> **Given problem 1**
Which two employers does the passage on Dimon's suggestions name when it mentions full-time workers qualifying for food stamps?

> **Passage provided**

/---

So what’s to be done?

Well,  being a practical fellow, Dimon has a few specific suggestions, all of which are shockingly sensible, founded in the bedrock of common sense, and depressing in how unlikely they may seem of achievement in today’s polarized environment:

  • A US growth strategy:  The enemies of strong and sustainable growth are “ineffective education systems, soaring healthcare costs, excessive regulation and bureaucracy, the inability to plan and build infrastructure efficiently, inequitable taxes, a capricious and wasteful litigation system, frustrating immigration policies and reform, inefficient mortgage markets and housing markets and housing policy, a partially untrained and unprepared labor force, excessive student debt, and the lack of proper federal government budgeting and spending.” Quite the list!  But who can honestly say this bill of particulars is wrong?
  • An industrial policy. No, we have never had such a thing, and yours truly is deeply skeptical that any individual or group small enough to actually make decisions is wise enough to “pick winners,” in the notorious but apt phrase, much less insulate it for more than the briefest moment from rent-seekers and log-rollers, but Dimon makes a valiant effort to be modest and targeted, to safeguard national security and counter “unfair” competition. There you have it.
  • Fix income inequality Serious  and well-funded apprenticeship programs, expansion of the EITC, and sustained work skills training.  I must confess it’s shameful in the United States to have full-time workers at McDonald’s or Walmart qualifying for food stamps.  Dimon apparently thinks this borders on disgraceful, and it’s hard to disagree.

\---

> **Given problem 2**
In the rows below, start at the line with "912, 73, 929]" and go through the line with "457, 561, 487]". Write out those lines as a numbered list, leaving out any blank lines.

> **Exercise data**
/---

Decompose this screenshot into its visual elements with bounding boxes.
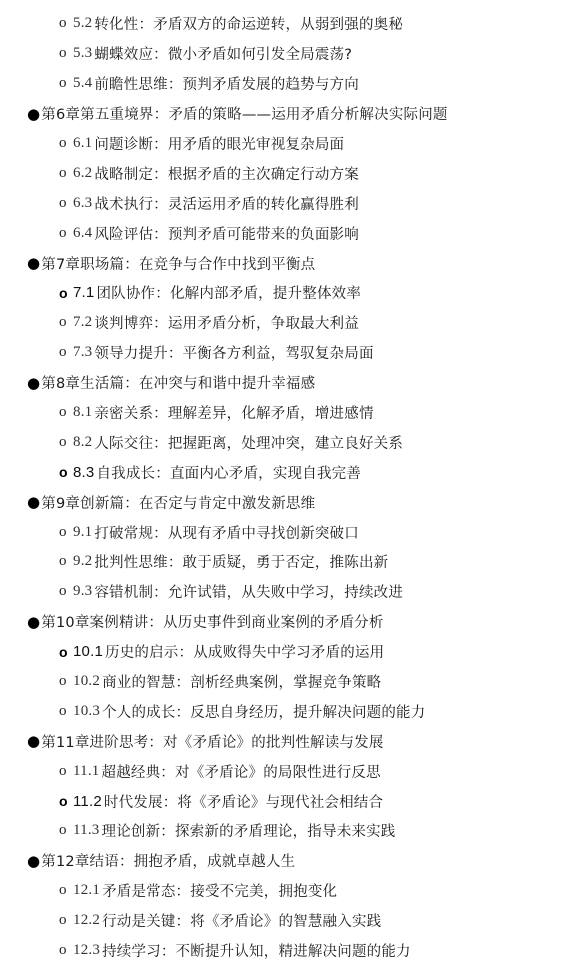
hollow-bullet-icon: o	[59, 912, 73, 929]
hollow-bullet-icon: o	[59, 644, 73, 660]
section-number: 12.1	[73, 882, 100, 899]
toc-chapter-10: ●第10章案例精讲：从历史事件到商业案例的矛盾分析	[0, 607, 561, 637]
filled-bullet-icon: ●	[27, 732, 40, 750]
filled-bullet-icon: ●	[27, 852, 40, 870]
section-number: 12.3	[73, 942, 100, 959]
hollow-bullet-icon: o	[59, 314, 73, 331]
section-title: 个人的成长：反思自身经历，提升解决问题的能力	[102, 701, 425, 722]
section-title: 矛盾是常态：接受不完美，拥抱变化	[102, 880, 337, 901]
hollow-bullet-icon: o	[59, 464, 73, 480]
section-number: 8.3	[73, 464, 94, 481]
hollow-bullet-icon: o	[59, 822, 73, 839]
section-number: 10.2	[73, 673, 100, 690]
hollow-bullet-icon: o	[59, 434, 73, 451]
filled-bullet-icon: ●	[27, 374, 40, 392]
hollow-bullet-icon: o	[59, 135, 73, 152]
filled-bullet-icon: ●	[27, 254, 40, 272]
hollow-bullet-icon: o	[59, 45, 73, 62]
toc-section-12-3: o12.3持续学习：不断提升认知，精进解决问题的能力	[0, 936, 561, 966]
hollow-bullet-icon: o	[59, 703, 73, 720]
filled-bullet-icon: ●	[27, 105, 40, 123]
toc-section-8-3: o8.3自我成长：直面内心矛盾，实现自我完善	[0, 457, 561, 487]
toc-section-9-1: o9.1打破常规：从现有矛盾中寻找创新突破口	[0, 517, 561, 547]
toc-section-10-1: o10.1历史的启示：从成败得失中学习矛盾的运用	[0, 637, 561, 667]
section-title: 理论创新：探索新的矛盾理论，指导未来实践	[102, 820, 396, 841]
hollow-bullet-icon: o	[59, 15, 73, 32]
section-number: 6.2	[73, 165, 92, 182]
section-title: 批判性思维：敢于质疑，勇于否定，推陈出新	[94, 551, 388, 572]
section-number: 11.3	[73, 822, 100, 839]
section-number: 9.2	[73, 553, 92, 570]
hollow-bullet-icon: o	[59, 882, 73, 899]
toc-section-7-1: o7.1团队协作：化解内部矛盾，提升整体效率	[0, 278, 561, 308]
toc-section-6-4: o6.4风险评估：预判矛盾可能带来的负面影响	[0, 218, 561, 248]
toc-section-5-2: o5.2转化性：矛盾双方的命运逆转，从弱到强的奥秘	[0, 9, 561, 39]
hollow-bullet-icon: o	[59, 195, 73, 212]
toc-section-7-2: o7.2谈判博弈：运用矛盾分析，争取最大利益	[0, 308, 561, 338]
chapter-title: 第11章进阶思考：对《矛盾论》的批判性解读与发展	[41, 731, 383, 752]
section-number: 11.2	[73, 793, 102, 810]
section-number: 5.4	[73, 75, 92, 92]
section-title: 前瞻性思维：预判矛盾发展的趋势与方向	[94, 73, 359, 94]
hollow-bullet-icon: o	[59, 285, 73, 301]
chapter-title: 第12章结语：拥抱矛盾，成就卓越人生	[41, 850, 295, 871]
toc-chapter-8: ●第8章生活篇：在冲突与和谐中提升幸福感	[0, 368, 561, 398]
section-number: 11.1	[73, 763, 100, 780]
filled-bullet-icon: ●	[27, 613, 40, 631]
hollow-bullet-icon: o	[59, 583, 73, 600]
section-title: 容错机制：允许试错，从失败中学习，持续改进	[94, 581, 403, 602]
section-number: 9.1	[73, 524, 92, 541]
section-title: 持续学习：不断提升认知，精进解决问题的能力	[102, 940, 411, 961]
toc-section-10-2: o10.2商业的智慧：剖析经典案例，掌握竞争策略	[0, 667, 561, 697]
toc-chapter-9: ●第9章创新篇：在否定与肯定中激发新思维	[0, 487, 561, 517]
chapter-title: 第10章案例精讲：从历史事件到商业案例的矛盾分析	[41, 611, 383, 632]
toc-chapter-11: ●第11章进阶思考：对《矛盾论》的批判性解读与发展	[0, 726, 561, 756]
section-title: 战略制定：根据矛盾的主次确定行动方案	[94, 163, 359, 184]
toc-section-6-3: o6.3战术执行：灵活运用矛盾的转化赢得胜利	[0, 188, 561, 218]
section-title: 超越经典：对《矛盾论》的局限性进行反思	[102, 761, 381, 782]
hollow-bullet-icon: o	[59, 524, 73, 541]
section-title: 问题诊断：用矛盾的眼光审视复杂局面	[94, 133, 344, 154]
section-title: 历史的启示：从成败得失中学习矛盾的运用	[105, 641, 384, 662]
hollow-bullet-icon: o	[59, 942, 73, 959]
toc-section-12-2: o12.2行动是关键：将《矛盾论》的智慧融入实践	[0, 906, 561, 936]
section-title: 行动是关键：将《矛盾论》的智慧融入实践	[102, 910, 381, 931]
toc-chapter-12: ●第12章结语：拥抱矛盾，成就卓越人生	[0, 846, 561, 876]
toc-section-5-3: o5.3蝴蝶效应：微小矛盾如何引发全局震荡?	[0, 39, 561, 69]
hollow-bullet-icon: o	[59, 553, 73, 570]
toc-section-5-4: o5.4前瞻性思维：预判矛盾发展的趋势与方向	[0, 69, 561, 99]
toc-section-8-1: o8.1亲密关系：理解差异，化解矛盾，增进感情	[0, 398, 561, 428]
toc-section-12-1: o12.1矛盾是常态：接受不完美，拥抱变化	[0, 876, 561, 906]
toc-section-11-3: o11.3理论创新：探索新的矛盾理论，指导未来实践	[0, 816, 561, 846]
table-of-contents: o5.2转化性：矛盾双方的命运逆转，从弱到强的奥秘 o5.3蝴蝶效应：微小矛盾如…	[0, 9, 561, 966]
hollow-bullet-icon: o	[59, 165, 73, 182]
section-title: 商业的智慧：剖析经典案例，掌握竞争策略	[102, 671, 381, 692]
hollow-bullet-icon: o	[59, 404, 73, 421]
section-number: 10.3	[73, 703, 100, 720]
hollow-bullet-icon: o	[59, 344, 73, 361]
section-number: 9.3	[73, 583, 92, 600]
chapter-title: 第8章生活篇：在冲突与和谐中提升幸福感	[41, 372, 315, 393]
section-title: 转化性：矛盾双方的命运逆转，从弱到强的奥秘	[94, 13, 403, 34]
toc-chapter-6: ●第6章第五重境界：矛盾的策略——运用矛盾分析解决实际问题	[0, 99, 561, 129]
section-title: 自我成长：直面内心矛盾，实现自我完善	[96, 462, 361, 483]
section-number: 7.3	[73, 344, 92, 361]
toc-section-11-2: o11.2时代发展：将《矛盾论》与现代社会相结合	[0, 786, 561, 816]
hollow-bullet-icon: o	[59, 75, 73, 92]
hollow-bullet-icon: o	[59, 673, 73, 690]
section-number: 7.1	[73, 284, 94, 301]
toc-section-9-2: o9.2批判性思维：敢于质疑，勇于否定，推陈出新	[0, 547, 561, 577]
filled-bullet-icon: ●	[27, 493, 40, 511]
section-number: 5.3	[73, 45, 92, 62]
toc-section-6-1: o6.1问题诊断：用矛盾的眼光审视复杂局面	[0, 129, 561, 159]
section-title: 蝴蝶效应：微小矛盾如何引发全局震荡?	[94, 43, 352, 64]
section-title: 领导力提升：平衡各方利益，驾驭复杂局面	[94, 342, 373, 363]
toc-chapter-7: ●第7章职场篇：在竞争与合作中找到平衡点	[0, 248, 561, 278]
section-number: 6.4	[73, 225, 92, 242]
hollow-bullet-icon: o	[59, 793, 73, 809]
section-title: 打破常规：从现有矛盾中寻找创新突破口	[94, 522, 359, 543]
section-title: 谈判博弈：运用矛盾分析，争取最大利益	[94, 312, 359, 333]
toc-section-6-2: o6.2战略制定：根据矛盾的主次确定行动方案	[0, 158, 561, 188]
section-number: 12.2	[73, 912, 100, 929]
toc-section-11-1: o11.1超越经典：对《矛盾论》的局限性进行反思	[0, 756, 561, 786]
hollow-bullet-icon: o	[59, 763, 73, 780]
section-title: 人际交往：把握距离，处理冲突，建立良好关系	[94, 432, 403, 453]
section-title: 亲密关系：理解差异，化解矛盾，增进感情	[94, 402, 373, 423]
section-number: 8.2	[73, 434, 92, 451]
toc-section-9-3: o9.3容错机制：允许试错，从失败中学习，持续改进	[0, 577, 561, 607]
section-number: 6.3	[73, 195, 92, 212]
chapter-title: 第9章创新篇：在否定与肯定中激发新思维	[41, 492, 315, 513]
section-number: 6.1	[73, 135, 92, 152]
chapter-title: 第7章职场篇：在竞争与合作中找到平衡点	[41, 253, 315, 274]
section-title: 风险评估：预判矛盾可能带来的负面影响	[94, 223, 359, 244]
section-number: 10.1	[73, 643, 103, 660]
hollow-bullet-icon: o	[59, 225, 73, 242]
toc-section-7-3: o7.3领导力提升：平衡各方利益，驾驭复杂局面	[0, 338, 561, 368]
toc-section-10-3: o10.3个人的成长：反思自身经历，提升解决问题的能力	[0, 696, 561, 726]
chapter-title: 第6章第五重境界：矛盾的策略——运用矛盾分析解决实际问题	[41, 103, 447, 124]
section-number: 8.1	[73, 404, 92, 421]
section-number: 5.2	[73, 15, 92, 32]
section-title: 战术执行：灵活运用矛盾的转化赢得胜利	[94, 193, 359, 214]
toc-section-8-2: o8.2人际交往：把握距离，处理冲突，建立良好关系	[0, 427, 561, 457]
section-title: 时代发展：将《矛盾论》与现代社会相结合	[104, 791, 383, 812]
section-title: 团队协作：化解内部矛盾，提升整体效率	[96, 282, 361, 303]
section-number: 7.2	[73, 314, 92, 331]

\---

> **Correct output 1**
McDonald's and Walmart.

> **Correct output 2**
1. hollow-bullet-icon: o	[59, 912, 73, 929]
2. hollow-bullet-icon: o	[59, 644, 73, 660]
3. section-number: 12.1	[73, 882, 100, 899]
4. toc-chapter-10: ●第10章案例精讲：从历史事件到商业案例的矛盾分析	[0, 607, 561, 637]
5. filled-bullet-icon: ●	[27, 732, 40, 750]
6. filled-bullet-icon: ●	[27, 852, 40, 870]
7. section-number: 12.3	[73, 942, 100, 959]
8. hollow-bullet-icon: o	[59, 314, 73, 331]
9. section-title: 个人的成长：反思自身经历，提升解决问题的能力	[102, 701, 425, 722]
10. section-title: 矛盾是常态：接受不完美，拥抱变化	[102, 880, 337, 901]
11. hollow-bullet-icon: o	[59, 464, 73, 480]
12. section-number: 8.3	[73, 464, 94, 481]
13. hollow-bullet-icon: o	[59, 822, 73, 839]
14. section-number: 10.2	[73, 673, 100, 690]
15. hollow-bullet-icon: o	[59, 434, 73, 451]
16. filled-bullet-icon: ●	[27, 374, 40, 392]
17. hollow-bullet-icon: o	[59, 135, 73, 152]
18. filled-bullet-icon: ●	[27, 254, 40, 272]
19. hollow-bullet-icon: o	[59, 45, 73, 62]
20. toc-section-12-3: o12.3持续学习：不断提升认知，精进解决问题的能力	[0, 936, 561, 966]
21. hollow-bullet-icon: o	[59, 703, 73, 720]
22. filled-bullet-icon: ●	[27, 105, 40, 123]
23. toc-section-8-3: o8.3自我成长：直面内心矛盾，实现自我完善	[0, 457, 561, 487]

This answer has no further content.